++++ ITEMS ++++

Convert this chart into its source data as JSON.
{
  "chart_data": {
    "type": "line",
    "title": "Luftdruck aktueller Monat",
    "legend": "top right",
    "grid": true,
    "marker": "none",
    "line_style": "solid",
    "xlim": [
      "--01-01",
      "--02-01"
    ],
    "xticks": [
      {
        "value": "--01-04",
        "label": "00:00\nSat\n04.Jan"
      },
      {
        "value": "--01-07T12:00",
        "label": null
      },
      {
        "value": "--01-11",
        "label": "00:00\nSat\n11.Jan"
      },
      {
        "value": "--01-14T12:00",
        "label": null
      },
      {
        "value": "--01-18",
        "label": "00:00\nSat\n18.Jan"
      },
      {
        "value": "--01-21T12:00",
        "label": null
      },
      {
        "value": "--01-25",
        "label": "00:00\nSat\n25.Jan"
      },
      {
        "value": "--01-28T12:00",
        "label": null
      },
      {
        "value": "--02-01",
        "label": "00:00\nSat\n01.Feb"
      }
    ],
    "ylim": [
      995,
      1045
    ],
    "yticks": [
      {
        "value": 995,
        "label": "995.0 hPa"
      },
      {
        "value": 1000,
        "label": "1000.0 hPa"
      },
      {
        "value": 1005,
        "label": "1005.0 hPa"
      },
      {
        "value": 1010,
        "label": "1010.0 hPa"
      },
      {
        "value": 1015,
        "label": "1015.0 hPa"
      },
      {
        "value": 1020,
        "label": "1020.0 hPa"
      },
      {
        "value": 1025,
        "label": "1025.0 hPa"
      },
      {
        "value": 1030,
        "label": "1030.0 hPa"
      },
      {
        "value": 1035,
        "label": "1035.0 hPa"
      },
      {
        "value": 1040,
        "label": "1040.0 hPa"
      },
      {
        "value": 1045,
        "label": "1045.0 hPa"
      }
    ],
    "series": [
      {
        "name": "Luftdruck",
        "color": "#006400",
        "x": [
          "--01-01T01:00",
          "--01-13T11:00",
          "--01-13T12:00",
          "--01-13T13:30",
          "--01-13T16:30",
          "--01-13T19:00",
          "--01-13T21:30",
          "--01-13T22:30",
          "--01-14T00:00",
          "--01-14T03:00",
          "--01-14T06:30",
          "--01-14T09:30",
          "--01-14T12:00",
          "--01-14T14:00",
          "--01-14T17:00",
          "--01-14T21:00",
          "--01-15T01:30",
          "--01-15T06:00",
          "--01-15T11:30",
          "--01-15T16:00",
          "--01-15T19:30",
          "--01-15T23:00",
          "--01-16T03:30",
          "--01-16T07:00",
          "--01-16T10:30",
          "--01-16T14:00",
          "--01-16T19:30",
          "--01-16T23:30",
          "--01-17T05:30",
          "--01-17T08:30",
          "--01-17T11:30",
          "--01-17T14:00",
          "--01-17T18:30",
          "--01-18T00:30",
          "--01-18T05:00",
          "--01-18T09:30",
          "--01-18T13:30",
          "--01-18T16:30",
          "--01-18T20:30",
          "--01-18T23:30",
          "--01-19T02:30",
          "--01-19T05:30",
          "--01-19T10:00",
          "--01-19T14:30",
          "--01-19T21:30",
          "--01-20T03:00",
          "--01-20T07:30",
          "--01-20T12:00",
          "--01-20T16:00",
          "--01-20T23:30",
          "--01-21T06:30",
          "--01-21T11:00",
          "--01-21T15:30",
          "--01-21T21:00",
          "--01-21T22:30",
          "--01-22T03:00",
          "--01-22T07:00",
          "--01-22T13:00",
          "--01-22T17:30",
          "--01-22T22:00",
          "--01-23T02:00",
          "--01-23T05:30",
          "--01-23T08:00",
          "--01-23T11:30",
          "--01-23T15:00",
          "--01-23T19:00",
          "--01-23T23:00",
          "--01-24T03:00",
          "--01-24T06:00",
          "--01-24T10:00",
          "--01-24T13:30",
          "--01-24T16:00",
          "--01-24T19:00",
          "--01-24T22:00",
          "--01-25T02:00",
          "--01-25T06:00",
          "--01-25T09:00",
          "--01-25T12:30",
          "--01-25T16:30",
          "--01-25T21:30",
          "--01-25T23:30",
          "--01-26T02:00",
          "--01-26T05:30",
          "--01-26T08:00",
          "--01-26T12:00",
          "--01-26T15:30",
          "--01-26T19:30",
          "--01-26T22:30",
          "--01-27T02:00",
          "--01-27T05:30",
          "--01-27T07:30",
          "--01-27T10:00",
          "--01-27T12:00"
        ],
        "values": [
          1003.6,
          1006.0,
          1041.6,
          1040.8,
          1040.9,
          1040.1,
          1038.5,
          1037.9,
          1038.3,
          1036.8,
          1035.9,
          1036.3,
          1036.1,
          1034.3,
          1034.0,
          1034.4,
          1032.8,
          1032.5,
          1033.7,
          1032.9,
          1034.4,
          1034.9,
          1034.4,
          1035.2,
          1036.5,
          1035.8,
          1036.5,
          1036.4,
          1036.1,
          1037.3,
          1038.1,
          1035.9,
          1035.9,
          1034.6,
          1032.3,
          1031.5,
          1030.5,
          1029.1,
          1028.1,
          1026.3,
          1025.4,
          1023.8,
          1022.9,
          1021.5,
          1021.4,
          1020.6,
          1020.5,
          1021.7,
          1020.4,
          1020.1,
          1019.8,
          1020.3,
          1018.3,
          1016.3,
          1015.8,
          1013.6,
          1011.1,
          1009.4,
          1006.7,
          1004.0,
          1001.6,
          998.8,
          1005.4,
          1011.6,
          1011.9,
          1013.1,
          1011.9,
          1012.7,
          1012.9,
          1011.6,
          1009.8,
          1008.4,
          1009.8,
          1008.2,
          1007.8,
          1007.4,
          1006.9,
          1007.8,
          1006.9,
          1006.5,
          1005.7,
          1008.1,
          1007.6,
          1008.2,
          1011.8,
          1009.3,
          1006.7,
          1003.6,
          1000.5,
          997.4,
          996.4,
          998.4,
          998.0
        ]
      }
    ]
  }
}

++++

*SHORT TASK*. Reproduce the listing shown above in its entirety, exactly.

*SOLUTION FOR THIS PROBLEM*.
Convert this chart into its source data as JSON.
{
  "chart_data": {
    "type": "line",
    "title": "Luftdruck aktueller Monat",
    "legend": "top right",
    "grid": true,
    "marker": "none",
    "line_style": "solid",
    "xlim": [
      "--01-01",
      "--02-01"
    ],
    "xticks": [
      {
        "value": "--01-04",
        "label": "00:00\nSat\n04.Jan"
      },
      {
        "value": "--01-07T12:00",
        "label": null
      },
      {
        "value": "--01-11",
        "label": "00:00\nSat\n11.Jan"
      },
      {
        "value": "--01-14T12:00",
        "label": null
      },
      {
        "value": "--01-18",
        "label": "00:00\nSat\n18.Jan"
      },
      {
        "value": "--01-21T12:00",
        "label": null
      },
      {
        "value": "--01-25",
        "label": "00:00\nSat\n25.Jan"
      },
      {
        "value": "--01-28T12:00",
        "label": null
      },
      {
        "value": "--02-01",
        "label": "00:00\nSat\n01.Feb"
      }
    ],
    "ylim": [
      995,
      1045
    ],
    "yticks": [
      {
        "value": 995,
        "label": "995.0 hPa"
      },
      {
        "value": 1000,
        "label": "1000.0 hPa"
      },
      {
        "value": 1005,
        "label": "1005.0 hPa"
      },
      {
        "value": 1010,
        "label": "1010.0 hPa"
      },
      {
        "value": 1015,
        "label": "1015.0 hPa"
      },
      {
        "value": 1020,
        "label": "1020.0 hPa"
      },
      {
        "value": 1025,
        "label": "1025.0 hPa"
      },
      {
        "value": 1030,
        "label": "1030.0 hPa"
      },
      {
        "value": 1035,
        "label": "1035.0 hPa"
      },
      {
        "value": 1040,
        "label": "1040.0 hPa"
      },
      {
        "value": 1045,
        "label": "1045.0 hPa"
      }
    ],
    "series": [
      {
        "name": "Luftdruck",
        "color": "#006400",
        "x": [
          "--01-01T01:00",
          "--01-13T11:00",
          "--01-13T12:00",
          "--01-13T13:30",
          "--01-13T16:30",
          "--01-13T19:00",
          "--01-13T21:30",
          "--01-13T22:30",
          "--01-14T00:00",
          "--01-14T03:00",
          "--01-14T06:30",
          "--01-14T09:30",
          "--01-14T12:00",
          "--01-14T14:00",
          "--01-14T17:00",
          "--01-14T21:00",
          "--01-15T01:30",
          "--01-15T06:00",
          "--01-15T11:30",
          "--01-15T16:00",
          "--01-15T19:30",
          "--01-15T23:00",
          "--01-16T03:30",
          "--01-16T07:00",
          "--01-16T10:30",
          "--01-16T14:00",
          "--01-16T19:30",
          "--01-16T23:30",
          "--01-17T05:30",
          "--01-17T08:30",
          "--01-17T11:30",
          "--01-17T14:00",
          "--01-17T18:30",
          "--01-18T00:30",
          "--01-18T05:00",
          "--01-18T09:30",
          "--01-18T13:30",
          "--01-18T16:30",
          "--01-18T20:30",
          "--01-18T23:30",
          "--01-19T02:30",
          "--01-19T05:30",
          "--01-19T10:00",
          "--01-19T14:30",
          "--01-19T21:30",
          "--01-20T03:00",
          "--01-20T07:30",
          "--01-20T12:00",
          "--01-20T16:00",
          "--01-20T23:30",
          "--01-21T06:30",
          "--01-21T11:00",
          "--01-21T15:30",
          "--01-21T21:00",
          "--01-21T22:30",
          "--01-22T03:00",
          "--01-22T07:00",
          "--01-22T13:00",
          "--01-22T17:30",
          "--01-22T22:00",
          "--01-23T02:00",
          "--01-23T05:30",
          "--01-23T08:00",
          "--01-23T11:30",
          "--01-23T15:00",
          "--01-23T19:00",
          "--01-23T23:00",
          "--01-24T03:00",
          "--01-24T06:00",
          "--01-24T10:00",
          "--01-24T13:30",
          "--01-24T16:00",
          "--01-24T19:00",
          "--01-24T22:00",
          "--01-25T02:00",
          "--01-25T06:00",
          "--01-25T09:00",
          "--01-25T12:30",
          "--01-25T16:30",
          "--01-25T21:30",
          "--01-25T23:30",
          "--01-26T02:00",
          "--01-26T05:30",
          "--01-26T08:00",
          "--01-26T12:00",
          "--01-26T15:30",
          "--01-26T19:30",
          "--01-26T22:30",
          "--01-27T02:00",
          "--01-27T05:30",
          "--01-27T07:30",
          "--01-27T10:00",
          "--01-27T12:00"
        ],
        "values": [
          1003.6,
          1006.0,
          1041.6,
          1040.8,
          1040.9,
          1040.1,
          1038.5,
          1037.9,
          1038.3,
          1036.8,
          1035.9,
          1036.3,
          1036.1,
          1034.3,
          1034.0,
          1034.4,
          1032.8,
          1032.5,
          1033.7,
          1032.9,
          1034.4,
          1034.9,
          1034.4,
          1035.2,
          1036.5,
          1035.8,
          1036.5,
          1036.4,
          1036.1,
          1037.3,
          1038.1,
          1035.9,
          1035.9,
          1034.6,
          1032.3,
          1031.5,
          1030.5,
          1029.1,
          1028.1,
          1026.3,
          1025.4,
          1023.8,
          1022.9,
          1021.5,
          1021.4,
          1020.6,
          1020.5,
          1021.7,
          1020.4,
          1020.1,
          1019.8,
          1020.3,
          1018.3,
          1016.3,
          1015.8,
          1013.6,
          1011.1,
          1009.4,
          1006.7,
          1004.0,
          1001.6,
          998.8,
          1005.4,
          1011.6,
          1011.9,
          1013.1,
          1011.9,
          1012.7,
          1012.9,
          1011.6,
          1009.8,
          1008.4,
          1009.8,
          1008.2,
          1007.8,
          1007.4,
          1006.9,
          1007.8,
          1006.9,
          1006.5,
          1005.7,
          1008.1,
          1007.6,
          1008.2,
          1011.8,
          1009.3,
          1006.7,
          1003.6,
          1000.5,
          997.4,
          996.4,
          998.4,
          998.0
        ]
      }
    ]
  }
}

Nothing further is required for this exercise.